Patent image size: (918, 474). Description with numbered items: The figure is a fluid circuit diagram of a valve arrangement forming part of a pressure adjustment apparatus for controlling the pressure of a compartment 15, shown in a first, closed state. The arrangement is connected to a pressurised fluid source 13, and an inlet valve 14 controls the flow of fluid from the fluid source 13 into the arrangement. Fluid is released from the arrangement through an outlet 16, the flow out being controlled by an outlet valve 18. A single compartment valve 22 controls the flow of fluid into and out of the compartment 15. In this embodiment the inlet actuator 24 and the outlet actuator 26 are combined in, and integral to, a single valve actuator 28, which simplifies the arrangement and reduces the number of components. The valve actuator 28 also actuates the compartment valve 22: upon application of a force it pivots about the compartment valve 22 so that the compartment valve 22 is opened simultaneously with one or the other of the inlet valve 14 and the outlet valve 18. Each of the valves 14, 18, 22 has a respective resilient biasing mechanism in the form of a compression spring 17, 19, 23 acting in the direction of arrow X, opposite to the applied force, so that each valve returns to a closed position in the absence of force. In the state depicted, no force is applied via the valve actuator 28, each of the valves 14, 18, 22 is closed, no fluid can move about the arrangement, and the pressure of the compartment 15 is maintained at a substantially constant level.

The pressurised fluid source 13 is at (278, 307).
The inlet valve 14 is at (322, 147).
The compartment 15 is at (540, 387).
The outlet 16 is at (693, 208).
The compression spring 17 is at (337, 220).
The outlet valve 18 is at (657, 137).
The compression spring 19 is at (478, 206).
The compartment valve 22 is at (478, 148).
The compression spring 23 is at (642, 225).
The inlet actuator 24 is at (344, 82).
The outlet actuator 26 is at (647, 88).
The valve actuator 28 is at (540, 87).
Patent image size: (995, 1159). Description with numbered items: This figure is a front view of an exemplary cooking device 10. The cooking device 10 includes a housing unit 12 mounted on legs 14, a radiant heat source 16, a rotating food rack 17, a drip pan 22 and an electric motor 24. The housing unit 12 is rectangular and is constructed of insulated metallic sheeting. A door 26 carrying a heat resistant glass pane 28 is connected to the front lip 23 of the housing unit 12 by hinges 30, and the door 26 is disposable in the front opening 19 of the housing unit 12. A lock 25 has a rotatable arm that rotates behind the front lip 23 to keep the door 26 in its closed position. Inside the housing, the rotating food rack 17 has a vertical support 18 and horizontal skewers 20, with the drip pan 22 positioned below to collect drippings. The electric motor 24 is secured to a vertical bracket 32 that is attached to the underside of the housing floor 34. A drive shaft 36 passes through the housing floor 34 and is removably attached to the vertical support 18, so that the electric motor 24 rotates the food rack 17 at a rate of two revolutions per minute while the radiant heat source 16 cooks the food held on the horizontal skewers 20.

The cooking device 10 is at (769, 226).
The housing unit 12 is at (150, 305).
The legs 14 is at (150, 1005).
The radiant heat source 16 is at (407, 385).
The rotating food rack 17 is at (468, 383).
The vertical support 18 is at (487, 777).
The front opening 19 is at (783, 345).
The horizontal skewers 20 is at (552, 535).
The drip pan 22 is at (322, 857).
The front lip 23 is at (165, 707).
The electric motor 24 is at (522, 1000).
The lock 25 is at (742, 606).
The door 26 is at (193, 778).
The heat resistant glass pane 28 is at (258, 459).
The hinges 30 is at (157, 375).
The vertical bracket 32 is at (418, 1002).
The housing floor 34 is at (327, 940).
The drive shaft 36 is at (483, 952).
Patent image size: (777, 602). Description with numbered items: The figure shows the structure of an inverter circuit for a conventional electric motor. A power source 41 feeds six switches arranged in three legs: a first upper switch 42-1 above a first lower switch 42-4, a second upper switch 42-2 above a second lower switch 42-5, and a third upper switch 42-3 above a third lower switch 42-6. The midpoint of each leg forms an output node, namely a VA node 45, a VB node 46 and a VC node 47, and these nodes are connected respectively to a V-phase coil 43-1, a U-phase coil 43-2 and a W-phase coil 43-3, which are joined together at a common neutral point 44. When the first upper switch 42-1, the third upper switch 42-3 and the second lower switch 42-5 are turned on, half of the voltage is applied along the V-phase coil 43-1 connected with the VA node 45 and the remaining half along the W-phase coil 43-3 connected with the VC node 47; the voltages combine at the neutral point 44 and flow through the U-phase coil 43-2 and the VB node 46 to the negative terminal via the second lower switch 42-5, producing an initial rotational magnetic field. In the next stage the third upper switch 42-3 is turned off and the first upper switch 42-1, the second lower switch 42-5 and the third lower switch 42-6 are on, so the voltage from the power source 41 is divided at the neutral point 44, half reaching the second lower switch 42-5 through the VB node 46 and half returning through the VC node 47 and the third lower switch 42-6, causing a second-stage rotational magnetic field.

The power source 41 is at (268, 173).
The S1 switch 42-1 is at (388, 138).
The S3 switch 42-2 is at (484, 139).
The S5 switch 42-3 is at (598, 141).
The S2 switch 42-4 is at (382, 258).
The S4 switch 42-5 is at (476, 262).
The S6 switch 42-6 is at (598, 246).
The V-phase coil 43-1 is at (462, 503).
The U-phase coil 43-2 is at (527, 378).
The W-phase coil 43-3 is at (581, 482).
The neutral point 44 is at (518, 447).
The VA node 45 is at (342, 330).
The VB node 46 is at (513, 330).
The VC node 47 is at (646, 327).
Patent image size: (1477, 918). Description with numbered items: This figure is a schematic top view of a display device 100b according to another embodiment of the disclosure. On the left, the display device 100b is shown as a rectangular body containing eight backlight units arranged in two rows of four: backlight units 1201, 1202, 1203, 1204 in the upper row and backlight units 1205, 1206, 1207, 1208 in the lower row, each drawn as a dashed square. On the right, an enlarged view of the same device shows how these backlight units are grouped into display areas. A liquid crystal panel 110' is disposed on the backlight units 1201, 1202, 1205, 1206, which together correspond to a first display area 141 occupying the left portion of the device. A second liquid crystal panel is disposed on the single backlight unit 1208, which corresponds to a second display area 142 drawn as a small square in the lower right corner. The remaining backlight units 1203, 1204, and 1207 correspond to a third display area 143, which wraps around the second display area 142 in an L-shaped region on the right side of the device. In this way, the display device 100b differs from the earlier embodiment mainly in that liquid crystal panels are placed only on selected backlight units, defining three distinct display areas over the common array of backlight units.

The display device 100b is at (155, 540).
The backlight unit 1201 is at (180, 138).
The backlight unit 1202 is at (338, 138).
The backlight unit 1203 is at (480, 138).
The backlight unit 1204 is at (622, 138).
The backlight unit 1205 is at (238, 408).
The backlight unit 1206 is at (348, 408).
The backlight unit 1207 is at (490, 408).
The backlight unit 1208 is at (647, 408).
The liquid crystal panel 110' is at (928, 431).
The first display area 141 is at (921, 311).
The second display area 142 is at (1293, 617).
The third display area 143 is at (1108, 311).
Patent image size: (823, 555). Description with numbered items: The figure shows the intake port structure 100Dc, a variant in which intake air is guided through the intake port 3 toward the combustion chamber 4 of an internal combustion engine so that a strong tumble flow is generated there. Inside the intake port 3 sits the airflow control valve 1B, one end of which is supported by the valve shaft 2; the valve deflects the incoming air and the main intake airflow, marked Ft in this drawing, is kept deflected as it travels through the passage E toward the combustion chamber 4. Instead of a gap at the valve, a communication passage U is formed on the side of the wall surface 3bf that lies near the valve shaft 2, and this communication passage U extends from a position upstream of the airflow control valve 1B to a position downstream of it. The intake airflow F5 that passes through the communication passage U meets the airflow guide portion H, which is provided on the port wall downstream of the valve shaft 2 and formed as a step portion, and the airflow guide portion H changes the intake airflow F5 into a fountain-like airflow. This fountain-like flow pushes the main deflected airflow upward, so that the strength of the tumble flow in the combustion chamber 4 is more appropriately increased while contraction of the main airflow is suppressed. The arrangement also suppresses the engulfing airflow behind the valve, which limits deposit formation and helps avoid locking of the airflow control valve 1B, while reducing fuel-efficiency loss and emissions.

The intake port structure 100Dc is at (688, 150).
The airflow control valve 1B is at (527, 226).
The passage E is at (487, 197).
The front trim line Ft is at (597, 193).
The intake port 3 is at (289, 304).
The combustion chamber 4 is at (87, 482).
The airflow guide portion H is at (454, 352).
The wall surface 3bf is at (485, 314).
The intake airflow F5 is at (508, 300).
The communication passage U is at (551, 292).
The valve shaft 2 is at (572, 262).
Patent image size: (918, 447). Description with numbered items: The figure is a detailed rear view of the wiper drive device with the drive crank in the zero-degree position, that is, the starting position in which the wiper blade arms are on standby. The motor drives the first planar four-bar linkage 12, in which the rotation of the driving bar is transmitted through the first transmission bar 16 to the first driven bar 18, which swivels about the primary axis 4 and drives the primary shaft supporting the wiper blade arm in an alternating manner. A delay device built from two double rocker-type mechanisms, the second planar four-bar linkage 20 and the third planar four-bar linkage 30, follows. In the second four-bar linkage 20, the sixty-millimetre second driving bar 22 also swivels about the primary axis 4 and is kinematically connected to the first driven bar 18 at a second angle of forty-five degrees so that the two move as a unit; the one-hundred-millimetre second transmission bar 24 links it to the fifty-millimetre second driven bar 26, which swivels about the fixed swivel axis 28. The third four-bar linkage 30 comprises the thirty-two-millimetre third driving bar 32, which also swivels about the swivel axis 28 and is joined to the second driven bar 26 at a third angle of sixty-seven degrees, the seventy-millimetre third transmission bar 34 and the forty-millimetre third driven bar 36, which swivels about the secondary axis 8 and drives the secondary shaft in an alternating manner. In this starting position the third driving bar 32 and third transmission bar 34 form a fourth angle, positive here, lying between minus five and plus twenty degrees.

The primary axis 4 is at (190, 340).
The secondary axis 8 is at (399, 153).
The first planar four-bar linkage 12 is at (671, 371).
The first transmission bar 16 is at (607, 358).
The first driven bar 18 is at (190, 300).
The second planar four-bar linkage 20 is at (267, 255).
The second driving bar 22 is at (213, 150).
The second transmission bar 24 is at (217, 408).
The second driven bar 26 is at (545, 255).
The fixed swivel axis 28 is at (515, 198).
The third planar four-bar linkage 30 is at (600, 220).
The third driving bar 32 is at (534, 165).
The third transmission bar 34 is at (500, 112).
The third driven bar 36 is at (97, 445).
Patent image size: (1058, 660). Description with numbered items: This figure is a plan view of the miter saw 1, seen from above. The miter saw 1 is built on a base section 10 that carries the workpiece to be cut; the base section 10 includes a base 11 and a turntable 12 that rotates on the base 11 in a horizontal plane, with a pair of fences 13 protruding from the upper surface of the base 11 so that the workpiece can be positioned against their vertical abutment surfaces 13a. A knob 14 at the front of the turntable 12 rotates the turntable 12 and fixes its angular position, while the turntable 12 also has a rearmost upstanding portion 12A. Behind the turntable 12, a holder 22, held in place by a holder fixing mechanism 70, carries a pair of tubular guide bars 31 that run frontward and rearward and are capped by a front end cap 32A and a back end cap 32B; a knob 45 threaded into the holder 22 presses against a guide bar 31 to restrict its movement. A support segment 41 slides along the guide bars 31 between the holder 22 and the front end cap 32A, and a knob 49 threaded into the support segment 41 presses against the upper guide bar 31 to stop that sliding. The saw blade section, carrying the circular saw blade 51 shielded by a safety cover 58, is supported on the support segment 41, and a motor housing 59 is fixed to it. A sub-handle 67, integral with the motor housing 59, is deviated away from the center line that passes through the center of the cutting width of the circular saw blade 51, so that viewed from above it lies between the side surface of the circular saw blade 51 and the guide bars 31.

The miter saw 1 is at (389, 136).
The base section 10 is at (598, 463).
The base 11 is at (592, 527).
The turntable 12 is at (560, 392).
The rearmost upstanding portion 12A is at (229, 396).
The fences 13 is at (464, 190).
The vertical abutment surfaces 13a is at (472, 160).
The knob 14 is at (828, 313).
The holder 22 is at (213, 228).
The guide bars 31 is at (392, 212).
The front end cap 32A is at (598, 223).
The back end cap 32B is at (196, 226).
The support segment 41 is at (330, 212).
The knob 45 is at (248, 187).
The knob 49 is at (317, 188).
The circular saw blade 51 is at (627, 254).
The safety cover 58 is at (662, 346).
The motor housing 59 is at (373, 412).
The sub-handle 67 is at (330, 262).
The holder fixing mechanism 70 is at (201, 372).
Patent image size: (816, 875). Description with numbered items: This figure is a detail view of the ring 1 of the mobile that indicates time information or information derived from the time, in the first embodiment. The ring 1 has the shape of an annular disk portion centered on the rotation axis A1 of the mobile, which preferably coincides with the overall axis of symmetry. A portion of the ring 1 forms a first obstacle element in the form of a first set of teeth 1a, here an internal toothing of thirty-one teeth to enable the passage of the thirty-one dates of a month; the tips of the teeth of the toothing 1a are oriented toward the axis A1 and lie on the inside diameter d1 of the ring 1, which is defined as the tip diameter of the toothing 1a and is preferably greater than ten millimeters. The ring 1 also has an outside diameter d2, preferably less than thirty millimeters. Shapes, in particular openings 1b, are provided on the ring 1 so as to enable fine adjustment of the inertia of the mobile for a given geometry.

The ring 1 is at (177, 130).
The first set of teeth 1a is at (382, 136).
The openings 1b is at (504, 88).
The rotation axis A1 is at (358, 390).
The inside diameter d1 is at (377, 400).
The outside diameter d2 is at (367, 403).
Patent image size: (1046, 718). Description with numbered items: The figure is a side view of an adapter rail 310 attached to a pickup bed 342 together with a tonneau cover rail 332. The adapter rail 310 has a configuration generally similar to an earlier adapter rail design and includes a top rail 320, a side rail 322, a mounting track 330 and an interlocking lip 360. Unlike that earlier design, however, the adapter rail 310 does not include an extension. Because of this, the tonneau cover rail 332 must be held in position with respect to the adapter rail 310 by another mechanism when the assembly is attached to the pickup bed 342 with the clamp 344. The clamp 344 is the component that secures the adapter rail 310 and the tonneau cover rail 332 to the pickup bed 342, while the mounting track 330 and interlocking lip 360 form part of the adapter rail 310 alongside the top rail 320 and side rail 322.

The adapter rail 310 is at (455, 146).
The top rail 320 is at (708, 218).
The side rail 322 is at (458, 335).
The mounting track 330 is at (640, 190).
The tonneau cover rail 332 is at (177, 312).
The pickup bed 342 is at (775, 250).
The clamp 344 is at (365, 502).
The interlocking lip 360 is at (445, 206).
---*---
Return the lines from the line with "Patent image size: (777, 602)." to the line with "The S5 switch 42-3 is at (598, 141).", both included, copied word for word.

Patent image size: (777, 602). Description with numbered items: The figure shows the structure of an inverter circuit for a conventional electric motor. A power source 41 feeds six switches arranged in three legs: a first upper switch 42-1 above a first lower switch 42-4, a second upper switch 42-2 above a second lower switch 42-5, and a third upper switch 42-3 above a third lower switch 42-6. The midpoint of each leg forms an output node, namely a VA node 45, a VB node 46 and a VC node 47, and these nodes are connected respectively to a V-phase coil 43-1, a U-phase coil 43-2 and a W-phase coil 43-3, which are joined together at a common neutral point 44. When the first upper switch 42-1, the third upper switch 42-3 and the second lower switch 42-5 are turned on, half of the voltage is applied along the V-phase coil 43-1 connected with the VA node 45 and the remaining half along the W-phase coil 43-3 connected with the VC node 47; the voltages combine at the neutral point 44 and flow through the U-phase coil 43-2 and the VB node 46 to the negative terminal via the second lower switch 42-5, producing an initial rotational magnetic field. In the next stage the third upper switch 42-3 is turned off and the first upper switch 42-1, the second lower switch 42-5 and the third lower switch 42-6 are on, so the voltage from the power source 41 is divided at the neutral point 44, half reaching the second lower switch 42-5 through the VB node 46 and half returning through the VC node 47 and the third lower switch 42-6, causing a second-stage rotational magnetic field.

The power source 41 is at (268, 173).
The S1 switch 42-1 is at (388, 138).
The S3 switch 42-2 is at (484, 139).
The S5 switch 42-3 is at (598, 141).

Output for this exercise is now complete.